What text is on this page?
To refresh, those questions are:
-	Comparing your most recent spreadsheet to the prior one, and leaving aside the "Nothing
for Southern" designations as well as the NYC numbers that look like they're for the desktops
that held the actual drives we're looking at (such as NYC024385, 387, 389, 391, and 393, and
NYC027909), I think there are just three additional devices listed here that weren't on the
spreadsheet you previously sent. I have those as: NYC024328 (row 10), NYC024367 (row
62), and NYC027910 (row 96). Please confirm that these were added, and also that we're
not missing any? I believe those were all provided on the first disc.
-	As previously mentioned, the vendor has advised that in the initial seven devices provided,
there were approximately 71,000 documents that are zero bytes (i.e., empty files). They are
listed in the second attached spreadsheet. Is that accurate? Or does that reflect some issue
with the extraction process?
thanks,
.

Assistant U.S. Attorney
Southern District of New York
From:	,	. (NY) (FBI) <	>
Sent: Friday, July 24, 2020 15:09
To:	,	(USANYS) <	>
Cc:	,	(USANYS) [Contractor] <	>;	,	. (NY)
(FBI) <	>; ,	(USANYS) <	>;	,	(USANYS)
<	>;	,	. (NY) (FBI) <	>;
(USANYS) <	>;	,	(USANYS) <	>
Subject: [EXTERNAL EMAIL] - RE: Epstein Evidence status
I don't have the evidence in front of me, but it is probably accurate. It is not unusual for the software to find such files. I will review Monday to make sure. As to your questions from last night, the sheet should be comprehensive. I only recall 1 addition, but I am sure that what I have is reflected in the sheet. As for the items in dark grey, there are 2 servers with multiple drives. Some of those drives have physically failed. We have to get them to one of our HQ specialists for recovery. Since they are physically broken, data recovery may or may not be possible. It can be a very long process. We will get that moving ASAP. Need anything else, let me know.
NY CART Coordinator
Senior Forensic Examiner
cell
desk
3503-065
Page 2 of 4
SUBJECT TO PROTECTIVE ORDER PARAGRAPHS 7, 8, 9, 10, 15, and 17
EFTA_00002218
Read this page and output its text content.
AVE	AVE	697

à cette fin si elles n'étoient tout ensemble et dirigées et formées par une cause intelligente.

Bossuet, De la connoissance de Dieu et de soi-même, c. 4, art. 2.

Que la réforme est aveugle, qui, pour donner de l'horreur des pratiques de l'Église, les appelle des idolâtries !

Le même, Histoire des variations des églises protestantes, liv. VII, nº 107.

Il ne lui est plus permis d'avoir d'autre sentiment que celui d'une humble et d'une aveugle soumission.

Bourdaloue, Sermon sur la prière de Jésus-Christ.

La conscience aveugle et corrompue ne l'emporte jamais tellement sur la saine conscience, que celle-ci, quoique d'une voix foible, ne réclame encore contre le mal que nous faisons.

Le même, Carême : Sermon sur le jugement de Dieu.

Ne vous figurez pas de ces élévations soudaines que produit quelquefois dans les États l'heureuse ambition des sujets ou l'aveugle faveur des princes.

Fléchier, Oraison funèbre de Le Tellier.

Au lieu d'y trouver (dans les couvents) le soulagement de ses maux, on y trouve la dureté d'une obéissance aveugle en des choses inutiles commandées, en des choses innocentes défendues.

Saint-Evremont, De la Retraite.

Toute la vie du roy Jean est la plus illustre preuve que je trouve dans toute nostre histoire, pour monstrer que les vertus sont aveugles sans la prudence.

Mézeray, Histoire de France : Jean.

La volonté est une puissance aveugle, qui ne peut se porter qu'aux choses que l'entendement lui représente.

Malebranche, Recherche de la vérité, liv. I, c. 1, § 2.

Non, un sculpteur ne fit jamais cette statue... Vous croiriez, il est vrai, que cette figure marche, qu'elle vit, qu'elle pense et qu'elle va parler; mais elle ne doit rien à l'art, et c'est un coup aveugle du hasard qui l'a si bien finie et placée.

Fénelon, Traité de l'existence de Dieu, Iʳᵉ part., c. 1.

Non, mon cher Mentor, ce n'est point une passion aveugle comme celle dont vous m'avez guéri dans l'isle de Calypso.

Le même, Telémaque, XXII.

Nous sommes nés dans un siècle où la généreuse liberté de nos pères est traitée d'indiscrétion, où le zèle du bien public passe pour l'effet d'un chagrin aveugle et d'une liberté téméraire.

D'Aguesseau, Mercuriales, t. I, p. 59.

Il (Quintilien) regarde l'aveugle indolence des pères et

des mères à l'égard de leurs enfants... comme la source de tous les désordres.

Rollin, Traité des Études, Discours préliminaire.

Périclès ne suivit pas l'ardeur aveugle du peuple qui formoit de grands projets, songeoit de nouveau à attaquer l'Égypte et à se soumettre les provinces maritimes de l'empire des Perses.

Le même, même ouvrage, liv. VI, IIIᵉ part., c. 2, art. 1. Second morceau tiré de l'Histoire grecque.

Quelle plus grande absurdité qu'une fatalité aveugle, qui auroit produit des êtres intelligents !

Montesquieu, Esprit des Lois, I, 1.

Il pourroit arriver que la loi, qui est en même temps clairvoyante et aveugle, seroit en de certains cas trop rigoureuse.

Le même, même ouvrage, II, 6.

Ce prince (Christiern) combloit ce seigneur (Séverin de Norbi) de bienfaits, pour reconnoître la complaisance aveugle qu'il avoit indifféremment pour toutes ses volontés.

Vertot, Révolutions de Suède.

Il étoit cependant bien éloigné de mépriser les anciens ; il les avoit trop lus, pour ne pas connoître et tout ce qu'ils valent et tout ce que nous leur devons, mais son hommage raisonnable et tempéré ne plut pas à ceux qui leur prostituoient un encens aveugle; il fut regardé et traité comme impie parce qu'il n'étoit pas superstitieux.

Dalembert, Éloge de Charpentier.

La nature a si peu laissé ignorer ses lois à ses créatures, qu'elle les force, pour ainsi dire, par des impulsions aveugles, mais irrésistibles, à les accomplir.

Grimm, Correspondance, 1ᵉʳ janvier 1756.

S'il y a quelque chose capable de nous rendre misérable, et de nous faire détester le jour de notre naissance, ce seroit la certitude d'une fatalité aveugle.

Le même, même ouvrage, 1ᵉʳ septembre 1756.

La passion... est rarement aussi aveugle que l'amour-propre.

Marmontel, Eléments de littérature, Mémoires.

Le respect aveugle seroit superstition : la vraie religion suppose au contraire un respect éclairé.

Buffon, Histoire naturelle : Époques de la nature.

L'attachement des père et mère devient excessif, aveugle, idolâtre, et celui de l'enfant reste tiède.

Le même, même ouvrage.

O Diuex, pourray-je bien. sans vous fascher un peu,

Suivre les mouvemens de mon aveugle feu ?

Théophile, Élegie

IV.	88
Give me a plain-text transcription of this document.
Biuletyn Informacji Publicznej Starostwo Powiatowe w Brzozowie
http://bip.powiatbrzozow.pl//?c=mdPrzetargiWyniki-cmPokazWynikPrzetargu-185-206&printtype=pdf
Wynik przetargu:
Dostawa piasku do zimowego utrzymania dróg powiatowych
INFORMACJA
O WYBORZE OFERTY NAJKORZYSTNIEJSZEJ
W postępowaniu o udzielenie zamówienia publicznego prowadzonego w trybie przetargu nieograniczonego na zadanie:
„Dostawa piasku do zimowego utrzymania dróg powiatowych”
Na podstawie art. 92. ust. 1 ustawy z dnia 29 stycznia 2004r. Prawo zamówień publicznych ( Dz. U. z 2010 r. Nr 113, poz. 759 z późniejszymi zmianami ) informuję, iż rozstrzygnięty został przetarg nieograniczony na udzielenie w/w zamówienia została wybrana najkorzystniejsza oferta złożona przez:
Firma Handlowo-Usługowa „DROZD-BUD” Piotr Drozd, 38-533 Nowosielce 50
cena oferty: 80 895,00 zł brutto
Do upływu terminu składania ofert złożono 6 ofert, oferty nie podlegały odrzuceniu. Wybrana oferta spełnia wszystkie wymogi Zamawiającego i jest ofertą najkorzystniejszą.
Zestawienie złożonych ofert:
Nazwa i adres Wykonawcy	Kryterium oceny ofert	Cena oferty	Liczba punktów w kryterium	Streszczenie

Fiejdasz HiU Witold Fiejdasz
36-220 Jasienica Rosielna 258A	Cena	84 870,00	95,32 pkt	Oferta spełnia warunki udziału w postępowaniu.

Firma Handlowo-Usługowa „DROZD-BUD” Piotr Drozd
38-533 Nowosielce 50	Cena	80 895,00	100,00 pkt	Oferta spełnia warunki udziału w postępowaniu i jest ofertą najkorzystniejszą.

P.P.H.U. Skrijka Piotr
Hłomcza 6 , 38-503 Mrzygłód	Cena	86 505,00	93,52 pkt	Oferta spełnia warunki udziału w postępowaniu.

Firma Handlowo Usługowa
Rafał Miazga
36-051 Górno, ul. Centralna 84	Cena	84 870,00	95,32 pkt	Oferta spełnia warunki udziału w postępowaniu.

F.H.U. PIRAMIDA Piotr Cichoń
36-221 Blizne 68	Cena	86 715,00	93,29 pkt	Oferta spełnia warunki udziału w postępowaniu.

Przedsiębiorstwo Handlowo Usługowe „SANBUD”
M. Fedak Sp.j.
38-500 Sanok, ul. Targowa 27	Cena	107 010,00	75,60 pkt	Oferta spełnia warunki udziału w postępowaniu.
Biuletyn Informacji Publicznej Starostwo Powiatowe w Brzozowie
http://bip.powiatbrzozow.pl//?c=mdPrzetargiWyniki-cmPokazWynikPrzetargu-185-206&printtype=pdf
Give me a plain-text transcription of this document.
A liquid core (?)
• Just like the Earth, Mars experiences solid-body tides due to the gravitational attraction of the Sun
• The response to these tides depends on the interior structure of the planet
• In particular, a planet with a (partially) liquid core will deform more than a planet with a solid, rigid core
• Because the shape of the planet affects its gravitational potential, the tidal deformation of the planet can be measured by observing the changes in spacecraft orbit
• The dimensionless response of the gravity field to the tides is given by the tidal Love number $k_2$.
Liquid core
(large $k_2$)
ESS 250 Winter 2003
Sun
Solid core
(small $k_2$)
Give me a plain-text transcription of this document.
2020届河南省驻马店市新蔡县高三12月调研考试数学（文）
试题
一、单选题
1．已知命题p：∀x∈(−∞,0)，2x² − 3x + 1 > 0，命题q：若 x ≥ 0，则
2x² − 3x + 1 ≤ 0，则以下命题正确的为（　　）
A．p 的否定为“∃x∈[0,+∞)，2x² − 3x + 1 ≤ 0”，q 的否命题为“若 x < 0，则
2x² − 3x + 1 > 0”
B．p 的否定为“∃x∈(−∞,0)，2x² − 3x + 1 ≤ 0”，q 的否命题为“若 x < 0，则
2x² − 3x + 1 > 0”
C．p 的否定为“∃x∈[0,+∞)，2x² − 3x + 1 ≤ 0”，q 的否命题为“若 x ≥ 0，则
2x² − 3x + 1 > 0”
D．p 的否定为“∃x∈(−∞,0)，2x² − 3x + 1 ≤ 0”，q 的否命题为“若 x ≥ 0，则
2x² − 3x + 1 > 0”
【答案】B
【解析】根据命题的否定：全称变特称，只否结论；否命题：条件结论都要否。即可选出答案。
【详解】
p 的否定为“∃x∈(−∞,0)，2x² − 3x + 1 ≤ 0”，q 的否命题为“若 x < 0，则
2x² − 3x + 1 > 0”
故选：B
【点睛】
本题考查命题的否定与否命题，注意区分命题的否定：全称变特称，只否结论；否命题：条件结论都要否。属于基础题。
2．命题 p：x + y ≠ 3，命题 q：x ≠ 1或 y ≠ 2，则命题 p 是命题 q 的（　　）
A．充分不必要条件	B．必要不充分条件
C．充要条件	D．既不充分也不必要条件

### Task directions
Show each line of the data that contains the string "comme".

### Solution below
Non, mon cher Mentor, ce n'est point une passion aveugle comme celle dont vous m'avez guéri dans l'isle de Calypso.
des mères à l'égard de leurs enfants... comme la source de tous les désordres.
Il étoit cependant bien éloigné de mépriser les anciens ; il les avoit trop lus, pour ne pas connoître et tout ce qu'ils valent et tout ce que nous leur devons, mais son hommage raisonnable et tempéré ne plut pas à ceux qui leur prostituoient un encens aveugle; il fut regardé et traité comme impie parce qu'il n'étoit pas superstitieux.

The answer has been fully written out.